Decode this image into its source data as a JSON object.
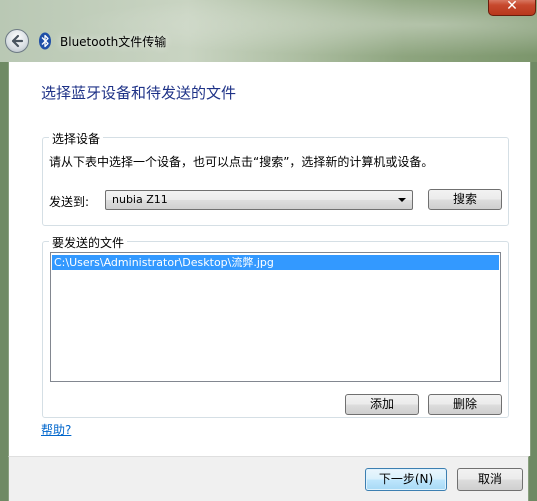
{
  "window": {
    "title": "Bluetooth文件传输",
    "close_label": "✕"
  },
  "heading": "选择蓝牙设备和待发送的文件",
  "device_group": {
    "legend": "选择设备",
    "instruction": "请从下表中选择一个设备，也可以点击“搜索”，选择新的计算机或设备。",
    "send_to_label": "发送到:",
    "selected_device": "nubia Z11",
    "search_button": "搜索"
  },
  "files_group": {
    "legend": "要发送的文件",
    "files": [
      "C:\\Users\\Administrator\\Desktop\\流弊.jpg"
    ],
    "add_button": "添加",
    "delete_button": "删除"
  },
  "help_link": "帮助?",
  "footer": {
    "next_button": "下一步(N)",
    "cancel_button": "取消"
  },
  "icons": {
    "back": "back-arrow-icon",
    "bluetooth": "bluetooth-icon",
    "dropdown": "chevron-down-icon"
  },
  "colors": {
    "heading": "#1e3287",
    "selection": "#3399ff",
    "link": "#0066cc",
    "close": "#c7492e"
  }
}
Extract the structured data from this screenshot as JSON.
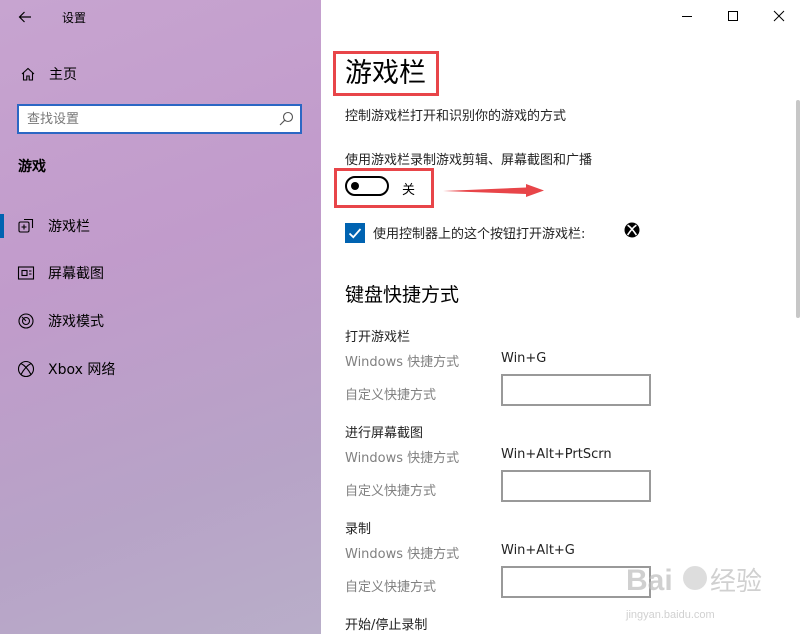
{
  "window": {
    "title": "设置",
    "back_icon": "back-arrow-icon",
    "controls": [
      "minimize-icon",
      "maximize-icon",
      "close-icon"
    ]
  },
  "sidebar": {
    "home_label": "主页",
    "search_placeholder": "查找设置",
    "section_title": "游戏",
    "items": [
      {
        "label": "游戏栏",
        "icon": "game-bar-icon",
        "selected": true
      },
      {
        "label": "屏幕截图",
        "icon": "captures-icon",
        "selected": false
      },
      {
        "label": "游戏模式",
        "icon": "game-mode-icon",
        "selected": false
      },
      {
        "label": "Xbox 网络",
        "icon": "xbox-icon",
        "selected": false
      }
    ]
  },
  "main": {
    "title": "游戏栏",
    "description": "控制游戏栏打开和识别你的游戏的方式",
    "record_toggle": {
      "caption": "使用游戏栏录制游戏剪辑、屏幕截图和广播",
      "state_label": "关",
      "on": false
    },
    "controller_checkbox": {
      "label": "使用控制器上的这个按钮打开游戏栏:",
      "checked": true,
      "icon": "xbox-logo-icon"
    },
    "shortcuts_heading": "键盘快捷方式",
    "shortcuts": [
      {
        "title": "打开游戏栏",
        "windows_label": "Windows 快捷方式",
        "windows_value": "Win+G",
        "custom_label": "自定义快捷方式",
        "custom_value": ""
      },
      {
        "title": "进行屏幕截图",
        "windows_label": "Windows 快捷方式",
        "windows_value": "Win+Alt+PrtScrn",
        "custom_label": "自定义快捷方式",
        "custom_value": ""
      },
      {
        "title": "录制",
        "windows_label": "Windows 快捷方式",
        "windows_value": "Win+Alt+G",
        "custom_label": "自定义快捷方式",
        "custom_value": ""
      },
      {
        "title": "开始/停止录制"
      }
    ]
  },
  "colors": {
    "accent": "#0063b1",
    "annotation_red": "#e84549",
    "search_border": "#2b67c4"
  },
  "watermark": {
    "brand": "Baidu 经验",
    "url": "jingyan.baidu.com"
  }
}
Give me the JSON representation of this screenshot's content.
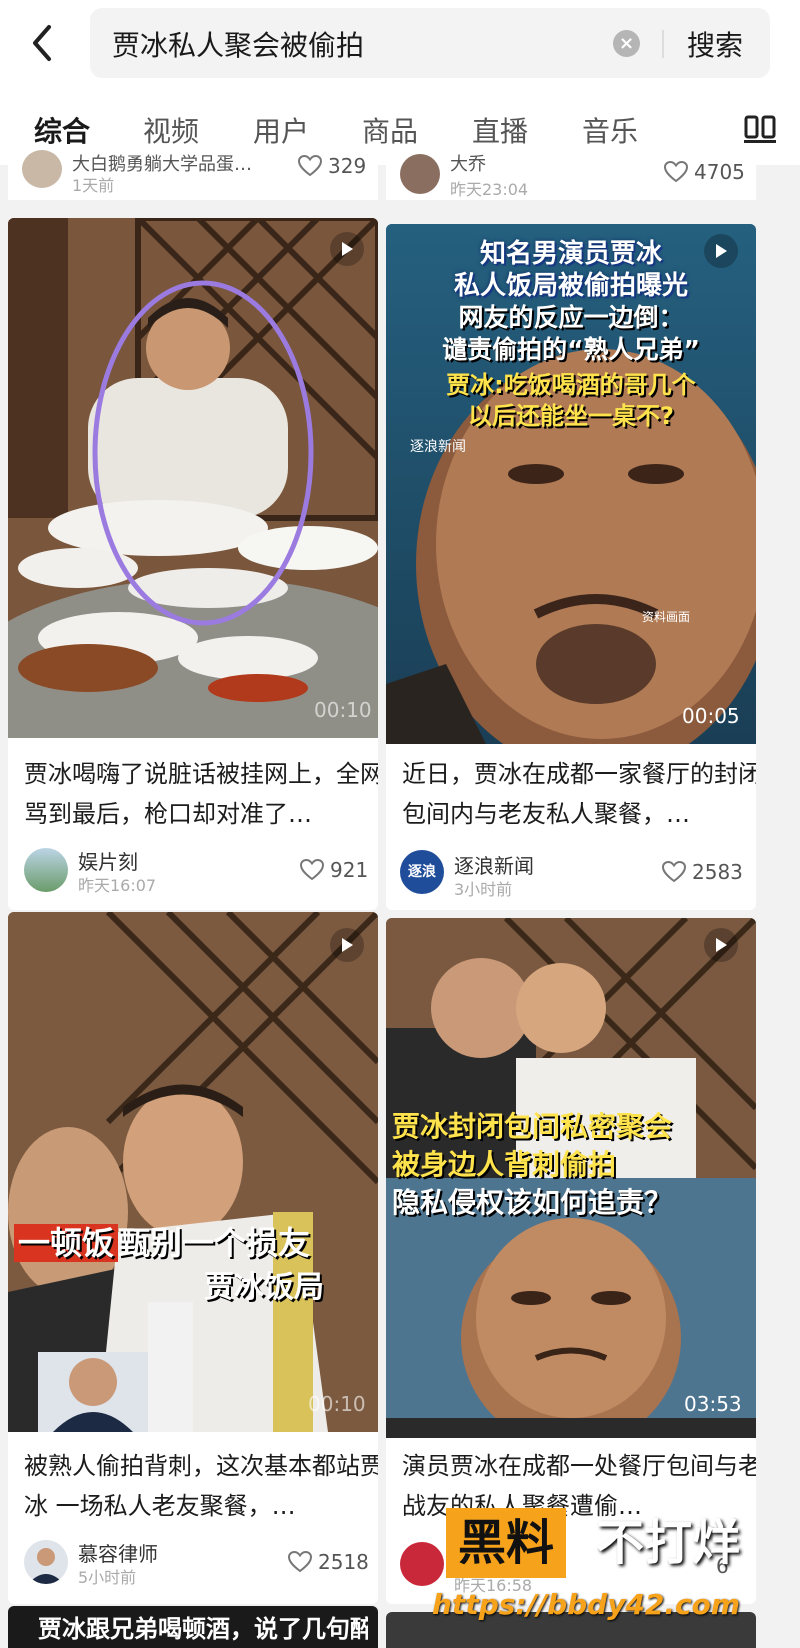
{
  "search": {
    "query": "贾冰私人聚会被偷拍",
    "button": "搜索"
  },
  "tabs": [
    "综合",
    "视频",
    "用户",
    "商品",
    "直播",
    "音乐"
  ],
  "top_partial": [
    {
      "title": "大白鹅勇躺大学品蛋…",
      "time": "1天前",
      "likes": "329"
    },
    {
      "author": "大乔",
      "time": "昨天23:04",
      "likes": "4705"
    }
  ],
  "cards": [
    {
      "duration": "00:10",
      "title": "贾冰喝嗨了说脏话被挂网上，全网骂到最后，枪口却对准了…",
      "author": "娱片刻",
      "time": "昨天16:07",
      "likes": "921"
    },
    {
      "duration": "00:05",
      "overlay": [
        "知名男演员贾冰",
        "私人饭局被偷拍曝光",
        "网友的反应一边倒：",
        "谴责偷拍的“熟人兄弟”",
        "贾冰:吃饭喝酒的哥几个",
        "以后还能坐一桌不?"
      ],
      "source_badge": "逐浪新闻",
      "source_note": "资料画面",
      "title": "近日，贾冰在成都一家餐厅的封闭包间内与老友私人聚餐，…",
      "author": "逐浪新闻",
      "avatar_text": "逐浪",
      "time": "3小时前",
      "likes": "2583"
    },
    {
      "duration": "00:10",
      "overlay": [
        "一顿饭",
        "甄别一个损友",
        "贾冰饭局"
      ],
      "title": "被熟人偷拍背刺，这次基本都站贾冰 一场私人老友聚餐，…",
      "author": "慕容律师",
      "time": "5小时前",
      "likes": "2518"
    },
    {
      "duration": "03:53",
      "overlay": [
        "贾冰封闭包间私密聚会",
        "被身边人背刺偷拍",
        "隐私侵权该如何追责？"
      ],
      "title": "演员贾冰在成都一处餐厅包间与老战友的私人聚餐遭偷…",
      "author": "",
      "time": "昨天16:58",
      "likes": "6"
    }
  ],
  "bottom_partial": {
    "title": "贾冰跟兄弟喝顿酒，说了几句醉话，被人录下来发…"
  },
  "watermark": {
    "line1": "黑料",
    "line2": "不打烊",
    "url": "https://bbdy42.com"
  },
  "colors": {
    "accent_circle": "#9b7be0",
    "watermark_orange": "#f7a21b",
    "overlay_yellow": "#ffe34d"
  }
}
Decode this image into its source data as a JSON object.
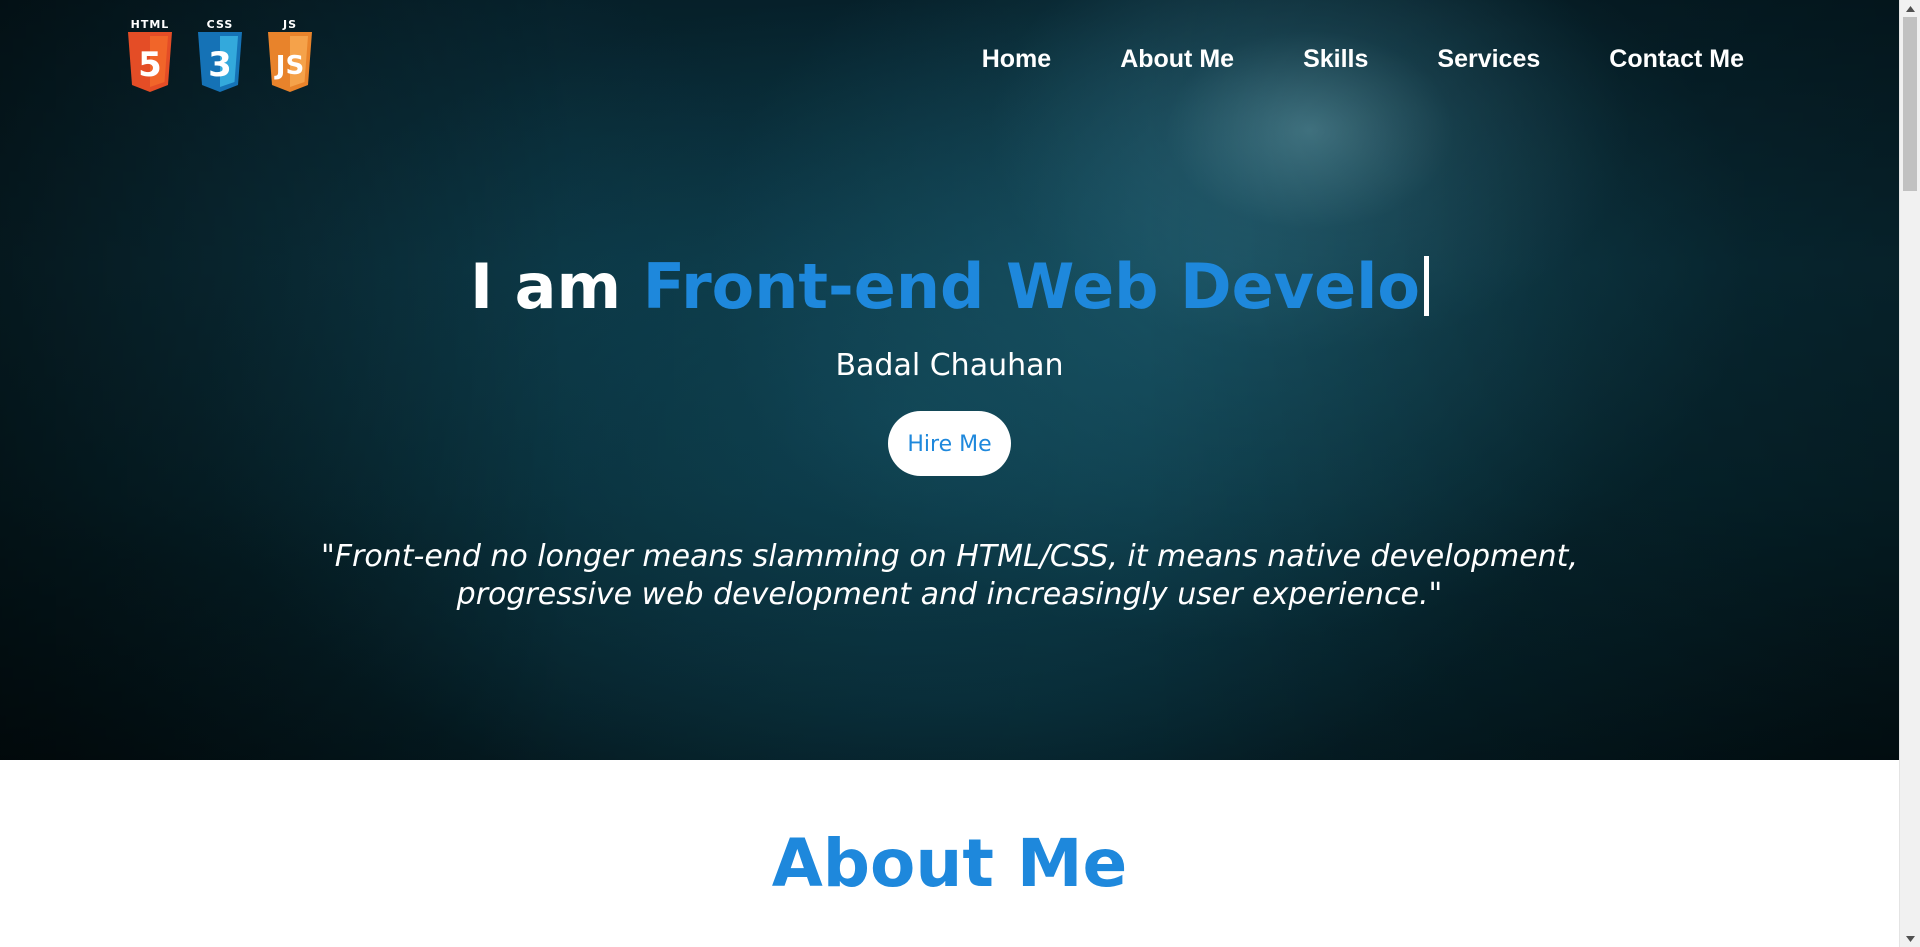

## THE TASK
Print the whole listing above once more, word for word, without its pictures.

## RESPONSE TO THIS EXERCISE
Decode this image into its source data as a JSON object.
{
  "window": {
    "title": "Bluetooth文件传输",
    "close_label": "✕"
  },
  "heading": "选择蓝牙设备和待发送的文件",
  "device_group": {
    "legend": "选择设备",
    "instruction": "请从下表中选择一个设备，也可以点击“搜索”，选择新的计算机或设备。",
    "send_to_label": "发送到:",
    "selected_device": "nubia Z11",
    "search_button": "搜索"
  },
  "files_group": {
    "legend": "要发送的文件",
    "files": [
      "C:\\Users\\Administrator\\Desktop\\流弊.jpg"
    ],
    "add_button": "添加",
    "delete_button": "删除"
  },
  "help_link": "帮助?",
  "footer": {
    "next_button": "下一步(N)",
    "cancel_button": "取消"
  },
  "icons": {
    "back": "back-arrow-icon",
    "bluetooth": "bluetooth-icon",
    "dropdown": "chevron-down-icon"
  },
  "colors": {
    "heading": "#1e3287",
    "selection": "#3399ff",
    "link": "#0066cc",
    "close": "#c7492e"
  }
}
Extract the structured data from this screenshot as JSON.
{
  "window": {
    "title": "设置",
    "back_icon": "back-arrow-icon",
    "controls": [
      "minimize-icon",
      "maximize-icon",
      "close-icon"
    ]
  },
  "sidebar": {
    "home_label": "主页",
    "search_placeholder": "查找设置",
    "section_title": "游戏",
    "items": [
      {
        "label": "游戏栏",
        "icon": "game-bar-icon",
        "selected": true
      },
      {
        "label": "屏幕截图",
        "icon": "captures-icon",
        "selected": false
      },
      {
        "label": "游戏模式",
        "icon": "game-mode-icon",
        "selected": false
      },
      {
        "label": "Xbox 网络",
        "icon": "xbox-icon",
        "selected": false
      }
    ]
  },
  "main": {
    "title": "游戏栏",
    "description": "控制游戏栏打开和识别你的游戏的方式",
    "record_toggle": {
      "caption": "使用游戏栏录制游戏剪辑、屏幕截图和广播",
      "state_label": "关",
      "on": false
    },
    "controller_checkbox": {
      "label": "使用控制器上的这个按钮打开游戏栏:",
      "checked": true,
      "icon": "xbox-logo-icon"
    },
    "shortcuts_heading": "键盘快捷方式",
    "shortcuts": [
      {
        "title": "打开游戏栏",
        "windows_label": "Windows 快捷方式",
        "windows_value": "Win+G",
        "custom_label": "自定义快捷方式",
        "custom_value": ""
      },
      {
        "title": "进行屏幕截图",
        "windows_label": "Windows 快捷方式",
        "windows_value": "Win+Alt+PrtScrn",
        "custom_label": "自定义快捷方式",
        "custom_value": ""
      },
      {
        "title": "录制",
        "windows_label": "Windows 快捷方式",
        "windows_value": "Win+Alt+G",
        "custom_label": "自定义快捷方式",
        "custom_value": ""
      },
      {
        "title": "开始/停止录制"
      }
    ]
  },
  "colors": {
    "accent": "#0063b1",
    "annotation_red": "#e84549",
    "search_border": "#2b67c4"
  },
  "watermark": {
    "brand": "Baidu 经验",
    "url": "jingyan.baidu.com"
  }
}
Give me the JSON representation of this screenshot's content.
{
  "search": {
    "query": "贾冰私人聚会被偷拍",
    "button": "搜索"
  },
  "tabs": [
    "综合",
    "视频",
    "用户",
    "商品",
    "直播",
    "音乐"
  ],
  "top_partial": [
    {
      "title": "大白鹅勇躺大学品蛋…",
      "time": "1天前",
      "likes": "329"
    },
    {
      "author": "大乔",
      "time": "昨天23:04",
      "likes": "4705"
    }
  ],
  "cards": [
    {
      "duration": "00:10",
      "title": "贾冰喝嗨了说脏话被挂网上，全网骂到最后，枪口却对准了…",
      "author": "娱片刻",
      "time": "昨天16:07",
      "likes": "921"
    },
    {
      "duration": "00:05",
      "overlay": [
        "知名男演员贾冰",
        "私人饭局被偷拍曝光",
        "网友的反应一边倒：",
        "谴责偷拍的“熟人兄弟”",
        "贾冰:吃饭喝酒的哥几个",
        "以后还能坐一桌不?"
      ],
      "source_badge": "逐浪新闻",
      "source_note": "资料画面",
      "title": "近日，贾冰在成都一家餐厅的封闭包间内与老友私人聚餐，…",
      "author": "逐浪新闻",
      "avatar_text": "逐浪",
      "time": "3小时前",
      "likes": "2583"
    },
    {
      "duration": "00:10",
      "overlay": [
        "一顿饭",
        "甄别一个损友",
        "贾冰饭局"
      ],
      "title": "被熟人偷拍背刺，这次基本都站贾冰 一场私人老友聚餐，…",
      "author": "慕容律师",
      "time": "5小时前",
      "likes": "2518"
    },
    {
      "duration": "03:53",
      "overlay": [
        "贾冰封闭包间私密聚会",
        "被身边人背刺偷拍",
        "隐私侵权该如何追责？"
      ],
      "title": "演员贾冰在成都一处餐厅包间与老战友的私人聚餐遭偷…",
      "author": "",
      "time": "昨天16:58",
      "likes": "6"
    }
  ],
  "bottom_partial": {
    "title": "贾冰跟兄弟喝顿酒，说了几句醉话，被人录下来发…"
  },
  "watermark": {
    "line1": "黑料",
    "line2": "不打烊",
    "url": "https://bbdy42.com"
  },
  "colors": {
    "accent_circle": "#9b7be0",
    "watermark_orange": "#f7a21b",
    "overlay_yellow": "#ffe34d"
  }
}
Decode this image into its source data as a JSON object.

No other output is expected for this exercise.